** Start Exercise input **
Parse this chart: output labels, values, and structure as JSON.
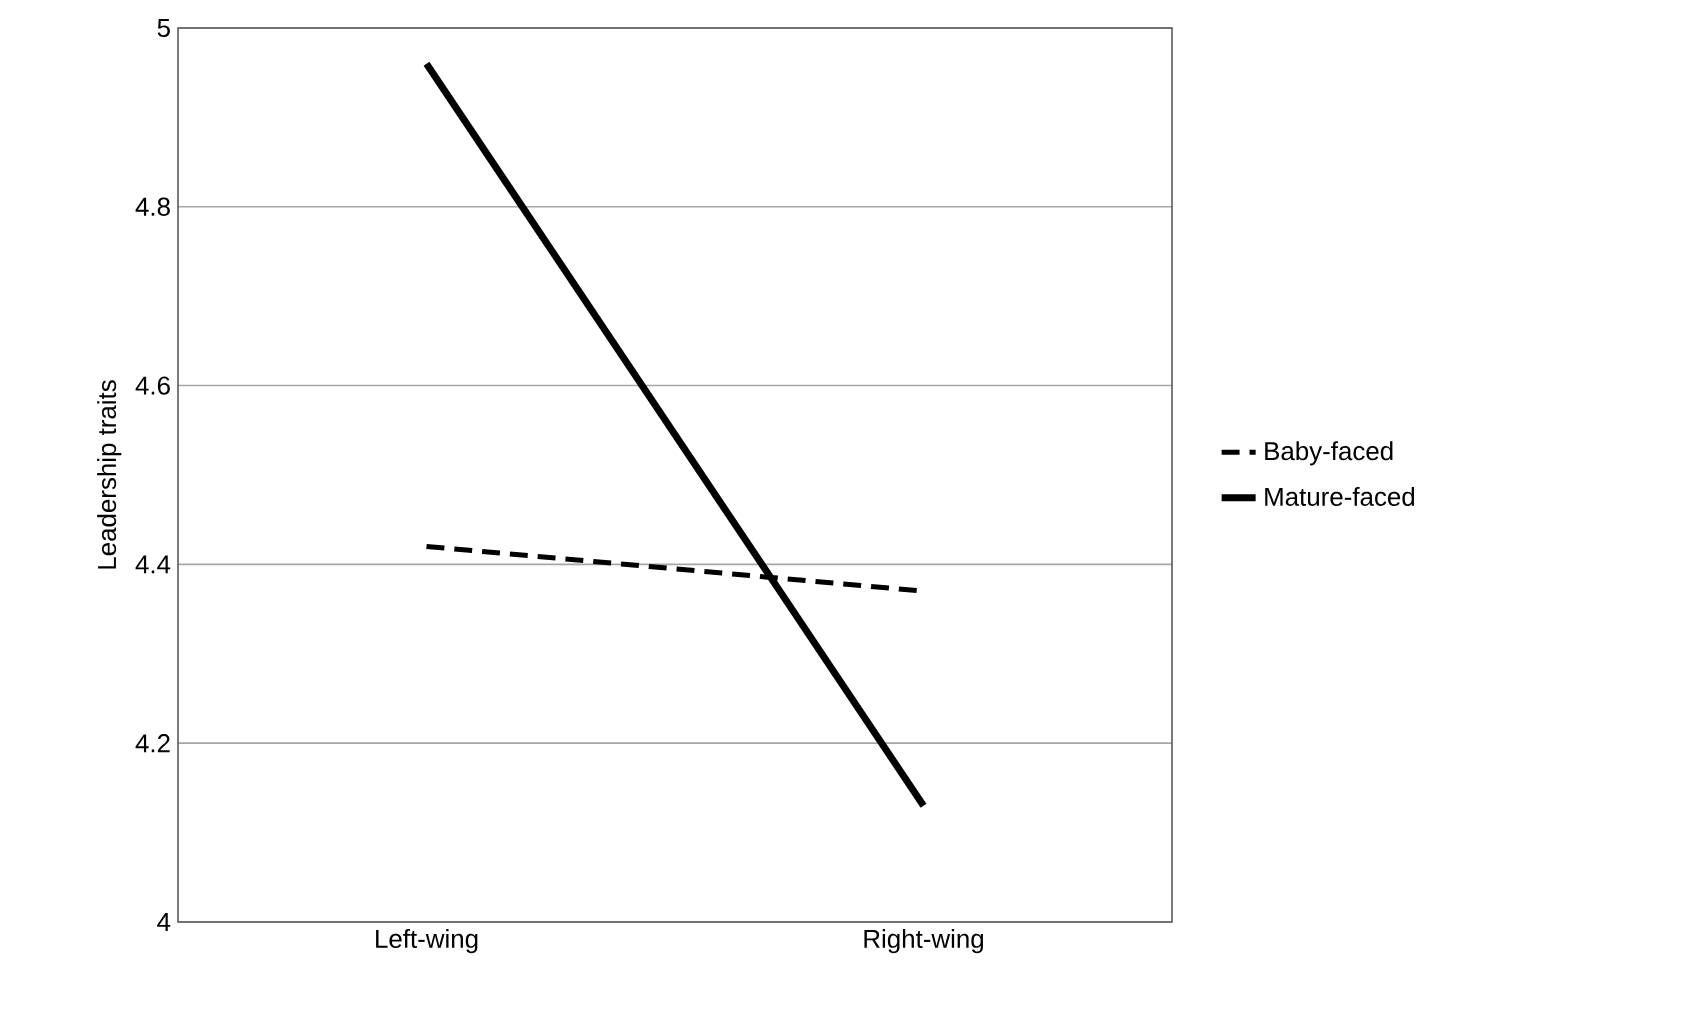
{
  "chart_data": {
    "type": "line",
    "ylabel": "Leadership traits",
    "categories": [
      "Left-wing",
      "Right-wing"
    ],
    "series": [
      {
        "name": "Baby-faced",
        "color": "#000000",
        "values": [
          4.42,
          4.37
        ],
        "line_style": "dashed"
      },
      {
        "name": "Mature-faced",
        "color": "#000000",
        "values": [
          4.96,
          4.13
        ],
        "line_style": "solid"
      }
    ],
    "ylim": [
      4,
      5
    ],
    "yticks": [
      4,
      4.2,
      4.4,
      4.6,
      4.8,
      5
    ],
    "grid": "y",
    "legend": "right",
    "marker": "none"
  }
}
** End Exercise input **
| Aim |
Transcribe the listing in full and omit the pictures.

| Output below |
Parse this chart: output labels, values, and structure as JSON.
{
  "chart_data": {
    "type": "line",
    "ylabel": "Leadership traits",
    "categories": [
      "Left-wing",
      "Right-wing"
    ],
    "series": [
      {
        "name": "Baby-faced",
        "color": "#000000",
        "values": [
          4.42,
          4.37
        ],
        "line_style": "dashed"
      },
      {
        "name": "Mature-faced",
        "color": "#000000",
        "values": [
          4.96,
          4.13
        ],
        "line_style": "solid"
      }
    ],
    "ylim": [
      4,
      5
    ],
    "yticks": [
      4,
      4.2,
      4.4,
      4.6,
      4.8,
      5
    ],
    "grid": "y",
    "legend": "right",
    "marker": "none"
  }
}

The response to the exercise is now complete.